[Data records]
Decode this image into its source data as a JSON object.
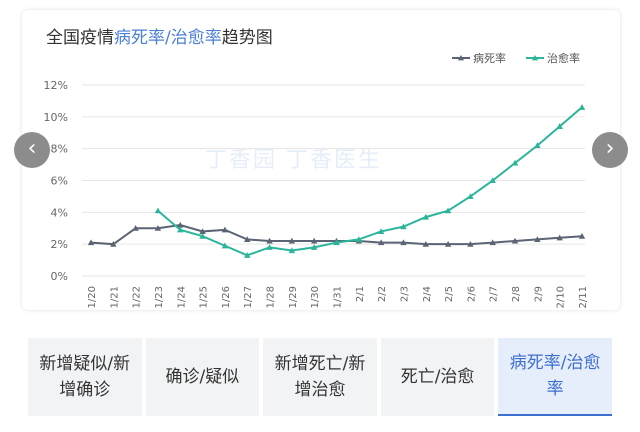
{
  "title": {
    "prefix": "全国疫情",
    "highlight": "病死率/治愈率",
    "suffix": "趋势图"
  },
  "nav": {
    "prev_icon": "chevron-left-icon",
    "next_icon": "chevron-right-icon",
    "prev_glyph": "‹",
    "next_glyph": "›"
  },
  "watermark": "丁香园    丁香医生",
  "tabs": [
    {
      "label": "新增疑似/新增确诊",
      "active": false
    },
    {
      "label": "确诊/疑似",
      "active": false
    },
    {
      "label": "新增死亡/新增治愈",
      "active": false
    },
    {
      "label": "死亡/治愈",
      "active": false
    },
    {
      "label": "病死率/治愈率",
      "active": true
    }
  ],
  "colors": {
    "death": "#5b6474",
    "cure": "#2bb59a",
    "grid": "#e6e6e6",
    "active_tab": "#3c6fd0"
  },
  "chart_data": {
    "type": "line",
    "categories": [
      "1/20",
      "1/21",
      "1/22",
      "1/23",
      "1/24",
      "1/25",
      "1/26",
      "1/27",
      "1/28",
      "1/29",
      "1/30",
      "1/31",
      "2/1",
      "2/2",
      "2/3",
      "2/4",
      "2/5",
      "2/6",
      "2/7",
      "2/8",
      "2/9",
      "2/10",
      "2/11"
    ],
    "yticks": [
      "0%",
      "2%",
      "4%",
      "6%",
      "8%",
      "10%",
      "12%"
    ],
    "ylim": [
      0,
      12
    ],
    "grid": true,
    "legend": "top-right",
    "series": [
      {
        "name": "病死率",
        "color": "#5b6474",
        "marker": "triangle",
        "values": [
          2.1,
          2.0,
          3.0,
          3.0,
          3.2,
          2.8,
          2.9,
          2.3,
          2.2,
          2.2,
          2.2,
          2.2,
          2.2,
          2.1,
          2.1,
          2.0,
          2.0,
          2.0,
          2.1,
          2.2,
          2.3,
          2.4,
          2.5
        ]
      },
      {
        "name": "治愈率",
        "color": "#2bb59a",
        "marker": "triangle",
        "values": [
          null,
          null,
          null,
          4.1,
          2.9,
          2.5,
          1.9,
          1.3,
          1.8,
          1.6,
          1.8,
          2.1,
          2.3,
          2.8,
          3.1,
          3.7,
          4.1,
          5.0,
          6.0,
          7.1,
          8.2,
          9.4,
          10.6
        ]
      }
    ]
  }
}
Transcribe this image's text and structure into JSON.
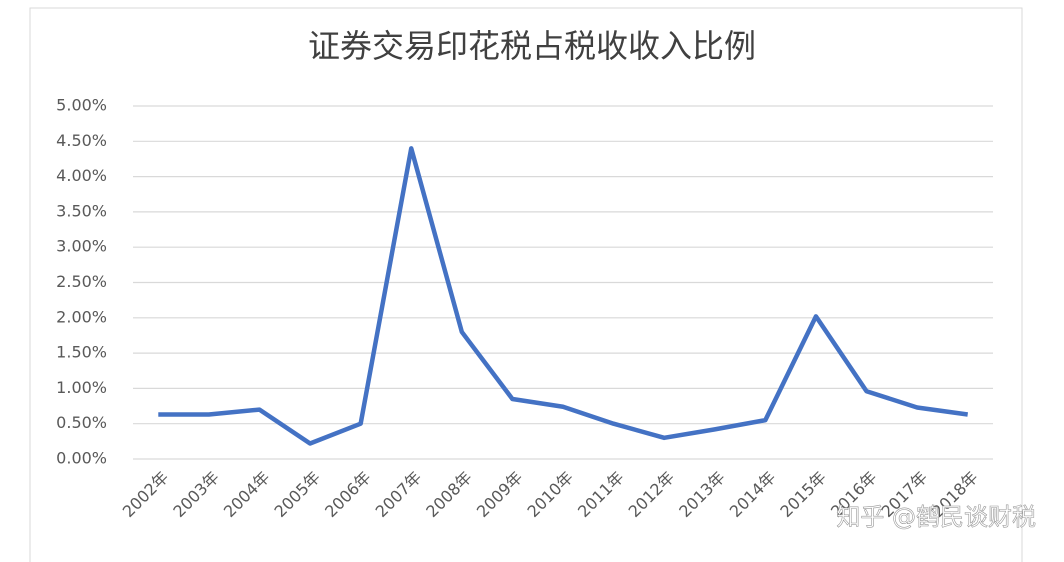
{
  "chart_data": {
    "type": "line",
    "title": "证券交易印花税占税收收入比例",
    "categories": [
      "2002年",
      "2003年",
      "2004年",
      "2005年",
      "2006年",
      "2007年",
      "2008年",
      "2009年",
      "2010年",
      "2011年",
      "2012年",
      "2013年",
      "2014年",
      "2015年",
      "2016年",
      "2017年",
      "2018年"
    ],
    "series": [
      {
        "name": "证券交易印花税占税收收入比例",
        "color": "#4472c4",
        "values": [
          0.63,
          0.63,
          0.7,
          0.22,
          0.5,
          4.4,
          1.8,
          0.85,
          0.74,
          0.5,
          0.3,
          0.42,
          0.55,
          2.02,
          0.96,
          0.73,
          0.63
        ]
      }
    ],
    "ylim": [
      0,
      5
    ],
    "yticks": [
      {
        "value": 0,
        "label": "0.00%"
      },
      {
        "value": 0.5,
        "label": "0.50%"
      },
      {
        "value": 1,
        "label": "1.00%"
      },
      {
        "value": 1.5,
        "label": "1.50%"
      },
      {
        "value": 2,
        "label": "2.00%"
      },
      {
        "value": 2.5,
        "label": "2.50%"
      },
      {
        "value": 3,
        "label": "3.00%"
      },
      {
        "value": 3.5,
        "label": "3.50%"
      },
      {
        "value": 4,
        "label": "4.00%"
      },
      {
        "value": 4.5,
        "label": "4.50%"
      },
      {
        "value": 5,
        "label": "5.00%"
      }
    ],
    "grid": true,
    "legend": false,
    "watermark": "知乎 @鹤民谈财税"
  }
}
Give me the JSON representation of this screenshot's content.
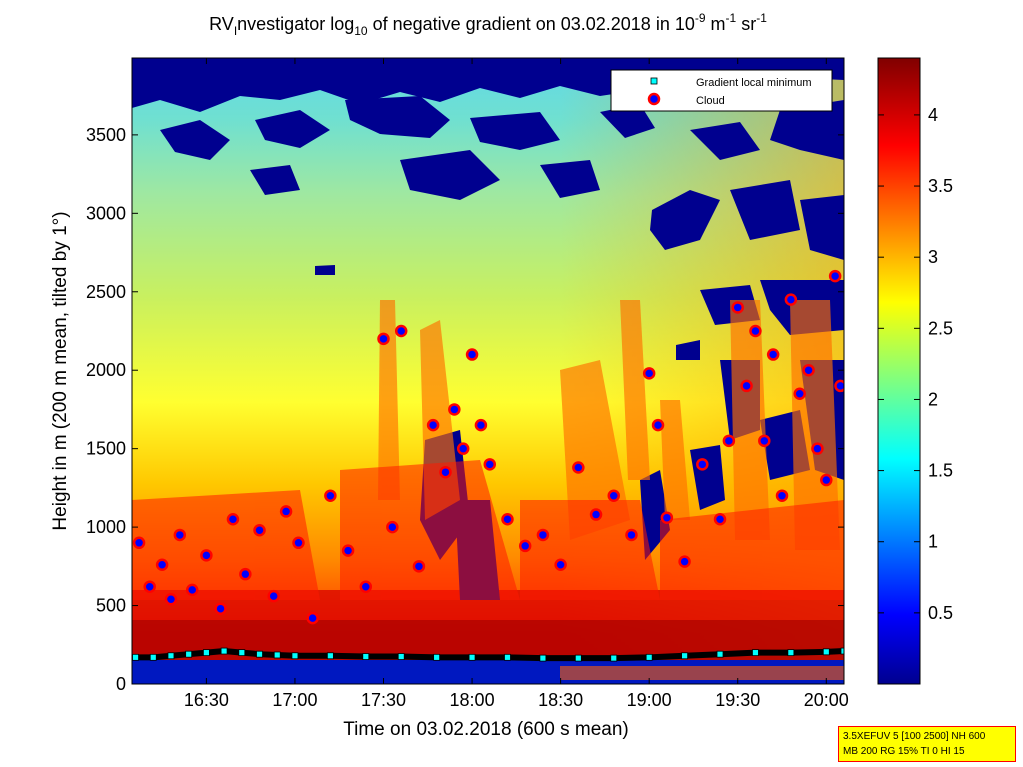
{
  "chart_data": {
    "type": "heatmap",
    "title": {
      "part1": "RV",
      "part1_sub": "I",
      "part2": "nvestigator log",
      "part2_sub": "10",
      "part3": " of negative gradient on 03.02.2018 in 10",
      "sup1": "-9",
      "part4": " m",
      "sup2": "-1",
      "part5": " sr",
      "sup3": "-1"
    },
    "xlabel": "Time on 03.02.2018 (600 s mean)",
    "ylabel": "Height in m (200 m mean, tilted by 1°)",
    "x_ticks": [
      "16:30",
      "17:00",
      "17:30",
      "18:00",
      "18:30",
      "19:00",
      "19:30",
      "20:00"
    ],
    "x_tick_hours": [
      16.5,
      17.0,
      17.5,
      18.0,
      18.5,
      19.0,
      19.5,
      20.0
    ],
    "xlim_hours": [
      16.08,
      20.1
    ],
    "y_ticks": [
      0,
      500,
      1000,
      1500,
      2000,
      2500,
      3000,
      3500
    ],
    "ylim": [
      0,
      3990
    ],
    "colorbar": {
      "ticks": [
        0.5,
        1,
        1.5,
        2,
        2.5,
        3,
        3.5,
        4
      ],
      "tick_labels": [
        "0.5",
        "1",
        "1.5",
        "2",
        "2.5",
        "3",
        "3.5",
        "4"
      ],
      "range": [
        0,
        4.4
      ],
      "colormap": "jet"
    },
    "legend": {
      "position": "top-right",
      "entries": [
        {
          "name": "Gradient local minimum",
          "color": "#00ffff",
          "marker": "square"
        },
        {
          "name": "Cloud",
          "color": "#ff0000",
          "marker": "circle"
        }
      ]
    },
    "gradient_minimum_series": {
      "x_hours": [
        16.1,
        16.2,
        16.3,
        16.4,
        16.5,
        16.6,
        16.7,
        16.8,
        16.9,
        17.0,
        17.2,
        17.4,
        17.6,
        17.8,
        18.0,
        18.2,
        18.4,
        18.6,
        18.8,
        19.0,
        19.2,
        19.4,
        19.6,
        19.8,
        20.0,
        20.1
      ],
      "heights_m": [
        170,
        170,
        180,
        190,
        200,
        210,
        200,
        190,
        185,
        180,
        180,
        175,
        175,
        170,
        170,
        170,
        165,
        165,
        165,
        170,
        180,
        190,
        200,
        200,
        205,
        210
      ]
    },
    "cloud_series": {
      "x_hours": [
        16.12,
        16.18,
        16.25,
        16.3,
        16.35,
        16.42,
        16.5,
        16.58,
        16.65,
        16.72,
        16.8,
        16.88,
        16.95,
        17.02,
        17.1,
        17.2,
        17.3,
        17.4,
        17.5,
        17.55,
        17.6,
        17.7,
        17.78,
        17.85,
        17.9,
        17.95,
        18.0,
        18.05,
        18.1,
        18.2,
        18.3,
        18.4,
        18.5,
        18.6,
        18.7,
        18.8,
        18.9,
        19.0,
        19.05,
        19.1,
        19.2,
        19.3,
        19.4,
        19.45,
        19.5,
        19.55,
        19.6,
        19.65,
        19.7,
        19.75,
        19.8,
        19.85,
        19.9,
        19.95,
        20.0,
        20.05,
        20.08
      ],
      "heights_m": [
        900,
        620,
        760,
        540,
        950,
        600,
        820,
        480,
        1050,
        700,
        980,
        560,
        1100,
        900,
        420,
        1200,
        850,
        620,
        2200,
        1000,
        2250,
        750,
        1650,
        1350,
        1750,
        1500,
        2100,
        1650,
        1400,
        1050,
        880,
        950,
        760,
        1380,
        1080,
        1200,
        950,
        1980,
        1650,
        1060,
        780,
        1400,
        1050,
        1550,
        2400,
        1900,
        2250,
        1550,
        2100,
        1200,
        2450,
        1850,
        2000,
        1500,
        1300,
        2600,
        1900
      ]
    }
  },
  "settings_box": {
    "line1": "3.5XEFUV 5 [100 2500] NH 600",
    "line2": "MB 200 RG 15% TI 0 HI 15"
  }
}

[Task to carry out]
Go through the listing above and report how many of its lines contain the word "marker", with only the number as output.

[Exercise solution]
4